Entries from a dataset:
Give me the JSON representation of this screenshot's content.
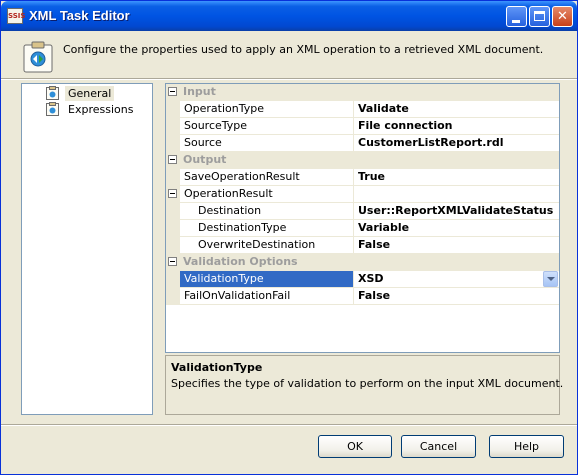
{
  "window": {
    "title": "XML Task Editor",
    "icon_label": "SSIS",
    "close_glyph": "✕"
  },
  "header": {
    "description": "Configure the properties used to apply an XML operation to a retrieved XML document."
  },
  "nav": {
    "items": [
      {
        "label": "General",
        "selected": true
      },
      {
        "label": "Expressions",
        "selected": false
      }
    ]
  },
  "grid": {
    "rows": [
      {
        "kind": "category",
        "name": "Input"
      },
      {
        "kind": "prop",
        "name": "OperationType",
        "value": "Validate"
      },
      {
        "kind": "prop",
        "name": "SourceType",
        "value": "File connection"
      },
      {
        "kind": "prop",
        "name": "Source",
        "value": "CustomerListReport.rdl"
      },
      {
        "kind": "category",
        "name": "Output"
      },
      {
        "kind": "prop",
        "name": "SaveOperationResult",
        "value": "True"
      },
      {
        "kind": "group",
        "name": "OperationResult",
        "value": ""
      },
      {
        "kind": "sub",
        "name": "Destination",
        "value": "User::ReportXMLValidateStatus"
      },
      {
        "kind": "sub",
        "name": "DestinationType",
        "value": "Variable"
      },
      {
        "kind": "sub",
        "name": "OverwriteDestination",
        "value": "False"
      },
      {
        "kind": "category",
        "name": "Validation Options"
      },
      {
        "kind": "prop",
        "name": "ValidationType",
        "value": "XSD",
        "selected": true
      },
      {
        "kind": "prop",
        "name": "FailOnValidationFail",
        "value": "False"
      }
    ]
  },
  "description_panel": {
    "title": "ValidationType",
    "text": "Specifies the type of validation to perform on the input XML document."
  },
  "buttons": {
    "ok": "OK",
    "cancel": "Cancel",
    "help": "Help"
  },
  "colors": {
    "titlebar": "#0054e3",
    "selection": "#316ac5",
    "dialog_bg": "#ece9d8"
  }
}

--

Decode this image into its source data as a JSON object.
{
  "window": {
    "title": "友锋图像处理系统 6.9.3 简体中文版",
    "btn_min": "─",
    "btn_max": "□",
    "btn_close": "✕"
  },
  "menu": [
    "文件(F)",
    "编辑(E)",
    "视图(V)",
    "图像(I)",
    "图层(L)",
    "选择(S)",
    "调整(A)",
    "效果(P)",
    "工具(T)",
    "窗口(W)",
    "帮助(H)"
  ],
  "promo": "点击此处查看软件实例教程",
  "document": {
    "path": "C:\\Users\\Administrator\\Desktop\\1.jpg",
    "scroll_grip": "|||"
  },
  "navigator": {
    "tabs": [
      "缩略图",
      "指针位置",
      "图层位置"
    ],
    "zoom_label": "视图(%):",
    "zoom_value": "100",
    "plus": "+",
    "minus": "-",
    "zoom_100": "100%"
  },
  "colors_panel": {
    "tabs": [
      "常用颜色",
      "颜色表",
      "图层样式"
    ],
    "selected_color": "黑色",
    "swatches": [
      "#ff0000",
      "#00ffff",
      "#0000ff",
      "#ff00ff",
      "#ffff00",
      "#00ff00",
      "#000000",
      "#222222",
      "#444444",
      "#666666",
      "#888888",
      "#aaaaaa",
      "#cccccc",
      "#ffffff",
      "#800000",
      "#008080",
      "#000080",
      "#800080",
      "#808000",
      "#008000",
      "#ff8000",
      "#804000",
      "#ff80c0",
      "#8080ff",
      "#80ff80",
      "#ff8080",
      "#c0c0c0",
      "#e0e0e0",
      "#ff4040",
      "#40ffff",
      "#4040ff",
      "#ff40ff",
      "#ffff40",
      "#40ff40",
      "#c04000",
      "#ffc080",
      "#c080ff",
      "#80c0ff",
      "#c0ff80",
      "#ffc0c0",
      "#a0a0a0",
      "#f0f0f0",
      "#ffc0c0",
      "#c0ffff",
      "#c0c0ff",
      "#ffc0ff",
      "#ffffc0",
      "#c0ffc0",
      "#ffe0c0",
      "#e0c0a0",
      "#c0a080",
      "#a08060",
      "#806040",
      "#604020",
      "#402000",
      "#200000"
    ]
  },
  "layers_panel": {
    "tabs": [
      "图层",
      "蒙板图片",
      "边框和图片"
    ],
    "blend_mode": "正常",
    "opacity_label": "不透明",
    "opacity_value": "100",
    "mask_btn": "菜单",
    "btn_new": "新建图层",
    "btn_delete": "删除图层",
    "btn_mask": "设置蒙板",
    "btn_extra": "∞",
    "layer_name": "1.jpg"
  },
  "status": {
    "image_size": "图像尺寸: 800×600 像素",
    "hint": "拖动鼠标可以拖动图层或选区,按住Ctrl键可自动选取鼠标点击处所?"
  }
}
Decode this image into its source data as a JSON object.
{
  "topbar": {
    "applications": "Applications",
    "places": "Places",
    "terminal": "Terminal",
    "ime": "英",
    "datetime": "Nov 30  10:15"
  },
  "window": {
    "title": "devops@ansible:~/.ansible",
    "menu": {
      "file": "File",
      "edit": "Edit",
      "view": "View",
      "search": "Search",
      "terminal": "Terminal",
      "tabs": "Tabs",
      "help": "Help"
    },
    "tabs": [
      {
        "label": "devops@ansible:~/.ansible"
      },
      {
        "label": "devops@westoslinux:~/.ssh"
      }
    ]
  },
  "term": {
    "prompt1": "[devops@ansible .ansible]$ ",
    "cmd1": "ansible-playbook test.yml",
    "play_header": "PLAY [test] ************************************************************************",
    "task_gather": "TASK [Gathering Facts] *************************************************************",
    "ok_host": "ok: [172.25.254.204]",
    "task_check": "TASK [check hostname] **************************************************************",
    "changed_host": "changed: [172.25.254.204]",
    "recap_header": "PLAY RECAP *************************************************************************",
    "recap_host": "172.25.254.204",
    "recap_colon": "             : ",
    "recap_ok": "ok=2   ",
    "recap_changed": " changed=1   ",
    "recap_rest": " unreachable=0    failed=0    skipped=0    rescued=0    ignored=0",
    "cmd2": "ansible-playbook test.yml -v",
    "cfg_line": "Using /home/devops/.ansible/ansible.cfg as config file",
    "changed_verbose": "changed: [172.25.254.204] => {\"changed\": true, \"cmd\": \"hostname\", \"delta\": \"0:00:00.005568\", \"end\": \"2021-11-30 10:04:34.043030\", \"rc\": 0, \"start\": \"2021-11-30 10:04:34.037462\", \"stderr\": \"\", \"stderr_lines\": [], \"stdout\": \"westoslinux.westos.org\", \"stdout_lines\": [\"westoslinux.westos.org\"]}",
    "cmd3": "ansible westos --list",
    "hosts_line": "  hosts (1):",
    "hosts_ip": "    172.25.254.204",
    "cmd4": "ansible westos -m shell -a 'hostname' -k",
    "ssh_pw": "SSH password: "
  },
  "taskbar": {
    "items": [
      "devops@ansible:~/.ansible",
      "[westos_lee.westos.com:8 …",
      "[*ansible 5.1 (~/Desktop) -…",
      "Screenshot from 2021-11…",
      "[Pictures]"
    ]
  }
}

• [Work to do] Scan the material above. Copy each line that holds the word "devops".

• [Reply]
    "title": "devops@ansible:~/.ansible",
        "label": "devops@ansible:~/.ansible"
        "label": "devops@westoslinux:~/.ssh"
    "prompt1": "[devops@ansible .ansible]$ ",
    "cfg_line": "Using /home/devops/.ansible/ansible.cfg as config file",
      "devops@ansible:~/.ansible",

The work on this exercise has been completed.